» **INSTRUCTIONS FOR THE TASK**
From the entries below, copy every line holding the word "wifi".

» **EXTRACTED INFORMATION**
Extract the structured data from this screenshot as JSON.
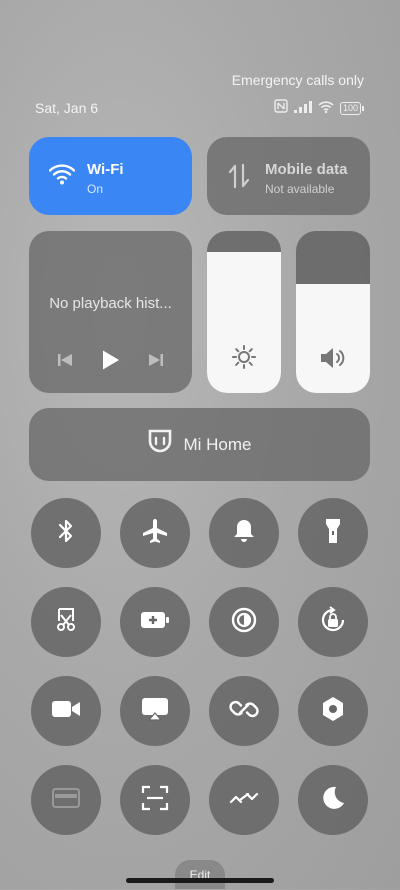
{
  "status": {
    "carrier_text": "Emergency calls only",
    "date": "Sat, Jan 6",
    "nfc_icon": "nfc-icon",
    "signal_icon": "signal-bars-icon",
    "wifi_icon": "wifi-status-icon",
    "battery": "100"
  },
  "tiles": {
    "wifi": {
      "label": "Wi-Fi",
      "state": "On",
      "icon": "wifi-icon",
      "color": "#3a86f4"
    },
    "mobile": {
      "label": "Mobile data",
      "state": "Not available",
      "icon": "mobile-data-icon"
    }
  },
  "media": {
    "text": "No playback hist...",
    "controls": [
      "previous-track-icon",
      "play-icon",
      "next-track-icon"
    ]
  },
  "sliders": {
    "brightness": {
      "icon": "sun-icon",
      "level": 0.87
    },
    "volume": {
      "icon": "speaker-icon",
      "level": 0.67
    }
  },
  "mihome": {
    "label": "Mi Home",
    "icon": "mi-home-icon"
  },
  "toggles": [
    [
      "bluetooth-icon",
      "airplane-icon",
      "bell-icon",
      "flashlight-icon"
    ],
    [
      "screenshot-icon",
      "battery-saver-icon",
      "reading-mode-icon",
      "rotation-lock-icon"
    ],
    [
      "video-camera-icon",
      "cast-icon",
      "link-icon",
      "settings-hex-icon"
    ],
    [
      "card-icon",
      "scanner-icon",
      "nearby-share-icon",
      "dark-mode-icon"
    ]
  ],
  "edit_label": "Edit"
}
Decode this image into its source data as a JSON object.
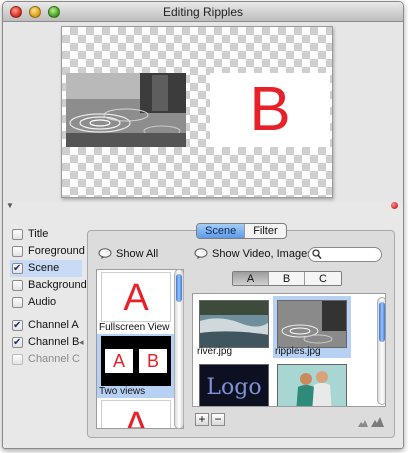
{
  "window": {
    "title": "Editing Ripples"
  },
  "preview": {
    "clip_a_letter": "",
    "clip_b_letter": "B"
  },
  "layers": [
    {
      "label": "Title",
      "checked": false,
      "selected": false,
      "disabled": false
    },
    {
      "label": "Foreground",
      "checked": false,
      "selected": false,
      "disabled": false
    },
    {
      "label": "Scene",
      "checked": true,
      "selected": true,
      "disabled": false
    },
    {
      "label": "Background",
      "checked": false,
      "selected": false,
      "disabled": false
    },
    {
      "label": "Audio",
      "checked": false,
      "selected": false,
      "disabled": false
    }
  ],
  "channels": [
    {
      "label": "Channel A",
      "checked": true,
      "disabled": false
    },
    {
      "label": "Channel B",
      "checked": true,
      "disabled": false
    },
    {
      "label": "Channel C",
      "checked": false,
      "disabled": true
    }
  ],
  "inspector": {
    "tabs": [
      "Scene",
      "Filter"
    ],
    "active_tab": "Scene",
    "show_all_label": "Show All",
    "show_video_label": "Show Video, Images",
    "search_placeholder": "",
    "channel_tabs": [
      "A",
      "B",
      "C"
    ],
    "active_channel": "A",
    "scenes": [
      {
        "label": "Fullscreen View",
        "thumb": "A"
      },
      {
        "label": "Two views",
        "thumb_left": "A",
        "thumb_right": "B"
      },
      {
        "label": "",
        "thumb": "A"
      }
    ],
    "media": [
      {
        "label": "river.jpg"
      },
      {
        "label": "ripples.jpg"
      },
      {
        "label": "",
        "thumb_text": "Logo"
      },
      {
        "label": ""
      }
    ],
    "add_label": "+",
    "remove_label": "−"
  },
  "colors": {
    "accent": "#5e9be6",
    "brand_red": "#e8202a",
    "selection": "#b7d1f4"
  },
  "icons": [
    "disclosure-triangle-icon",
    "record-dot-icon",
    "speech-bubble-icon",
    "magnifier-icon",
    "zoom-out-mountain-icon",
    "zoom-in-mountain-icon"
  ]
}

» **TASK SOLUTION**
    "wifi_icon": "wifi-status-icon",
    "wifi": {
      "icon": "wifi-icon",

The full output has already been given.